Restate the data below word for word. Skip any images it contains.

(Dataset items)
· · · · ·

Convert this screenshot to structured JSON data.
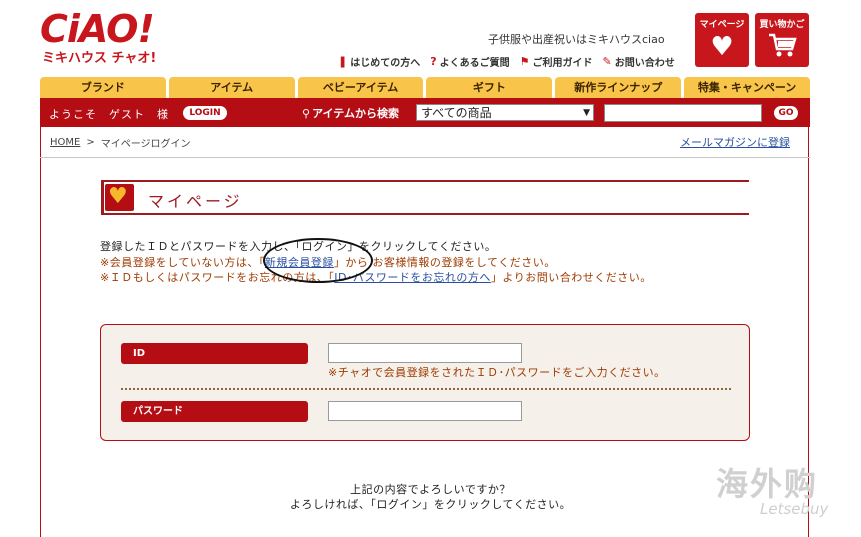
{
  "brand": {
    "logo": "CiAO!",
    "sub": "ミキハウス チャオ!"
  },
  "header": {
    "tagline": "子供服や出産祝いはミキハウスciao",
    "links": [
      {
        "icon": "book-icon",
        "glyph": "❚",
        "label": "はじめての方へ"
      },
      {
        "icon": "question-icon",
        "glyph": "?",
        "label": "よくあるご質問"
      },
      {
        "icon": "flag-icon",
        "glyph": "⚑",
        "label": "ご利用ガイド"
      },
      {
        "icon": "inquiry-icon",
        "glyph": "✎",
        "label": "お問い合わせ"
      }
    ],
    "mypage_label": "マイページ",
    "cart_label": "買い物かご"
  },
  "tabs": [
    "ブランド",
    "アイテム",
    "ベビーアイテム",
    "ギフト",
    "新作ラインナップ",
    "特集・キャンペーン"
  ],
  "searchbar": {
    "welcome": "ようこそ　ゲスト　様",
    "login_label": "LOGIN",
    "search_label": "アイテムから検索",
    "select_value": "すべての商品",
    "go_label": "GO"
  },
  "breadcrumb": {
    "home": "HOME",
    "sep": ">",
    "current": "マイページログイン"
  },
  "mailmag_link": "メールマガジンに登録",
  "section_title": "マイページ",
  "instructions": {
    "line1": "登録したＩＤとパスワードを入力し、「ログイン」をクリックしてください。",
    "line2_pre": "※会員登録をしていない方は、「",
    "line2_link": "新規会員登録",
    "line2_post": "」から お客様情報の登録をしてください。",
    "line3_pre": "※ＩＤもしくはパスワードをお忘れの方は、「",
    "line3_link": "ID･パスワードをお忘れの方へ",
    "line3_post": "」よりお問い合わせください。"
  },
  "form": {
    "id_label": "ID",
    "id_note": "※チャオで会員登録をされたＩＤ･パスワードをご入力ください。",
    "password_label": "パスワード",
    "id_value": "",
    "password_value": ""
  },
  "confirm": {
    "line1": "上記の内容でよろしいですか？",
    "line2": "よろしければ、「ログイン」をクリックしてください。"
  },
  "watermark": {
    "cn": "海外购",
    "en": "Letsebuy"
  },
  "colors": {
    "brand_red": "#c8161d",
    "bar_red": "#b40d14",
    "tab_yellow": "#f9c44a",
    "link_blue": "#2a4fa0"
  }
}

· · · · ·

> _The solution_
Convert this screenshot to structured JSON data.
{
  "brand": {
    "logo": "CiAO!",
    "sub": "ミキハウス チャオ!"
  },
  "header": {
    "tagline": "子供服や出産祝いはミキハウスciao",
    "links": [
      {
        "icon": "book-icon",
        "glyph": "❚",
        "label": "はじめての方へ"
      },
      {
        "icon": "question-icon",
        "glyph": "?",
        "label": "よくあるご質問"
      },
      {
        "icon": "flag-icon",
        "glyph": "⚑",
        "label": "ご利用ガイド"
      },
      {
        "icon": "inquiry-icon",
        "glyph": "✎",
        "label": "お問い合わせ"
      }
    ],
    "mypage_label": "マイページ",
    "cart_label": "買い物かご"
  },
  "tabs": [
    "ブランド",
    "アイテム",
    "ベビーアイテム",
    "ギフト",
    "新作ラインナップ",
    "特集・キャンペーン"
  ],
  "searchbar": {
    "welcome": "ようこそ　ゲスト　様",
    "login_label": "LOGIN",
    "search_label": "アイテムから検索",
    "select_value": "すべての商品",
    "go_label": "GO"
  },
  "breadcrumb": {
    "home": "HOME",
    "sep": ">",
    "current": "マイページログイン"
  },
  "mailmag_link": "メールマガジンに登録",
  "section_title": "マイページ",
  "instructions": {
    "line1": "登録したＩＤとパスワードを入力し、「ログイン」をクリックしてください。",
    "line2_pre": "※会員登録をしていない方は、「",
    "line2_link": "新規会員登録",
    "line2_post": "」から お客様情報の登録をしてください。",
    "line3_pre": "※ＩＤもしくはパスワードをお忘れの方は、「",
    "line3_link": "ID･パスワードをお忘れの方へ",
    "line3_post": "」よりお問い合わせください。"
  },
  "form": {
    "id_label": "ID",
    "id_note": "※チャオで会員登録をされたＩＤ･パスワードをご入力ください。",
    "password_label": "パスワード",
    "id_value": "",
    "password_value": ""
  },
  "confirm": {
    "line1": "上記の内容でよろしいですか？",
    "line2": "よろしければ、「ログイン」をクリックしてください。"
  },
  "watermark": {
    "cn": "海外购",
    "en": "Letsebuy"
  },
  "colors": {
    "brand_red": "#c8161d",
    "bar_red": "#b40d14",
    "tab_yellow": "#f9c44a",
    "link_blue": "#2a4fa0"
  }
}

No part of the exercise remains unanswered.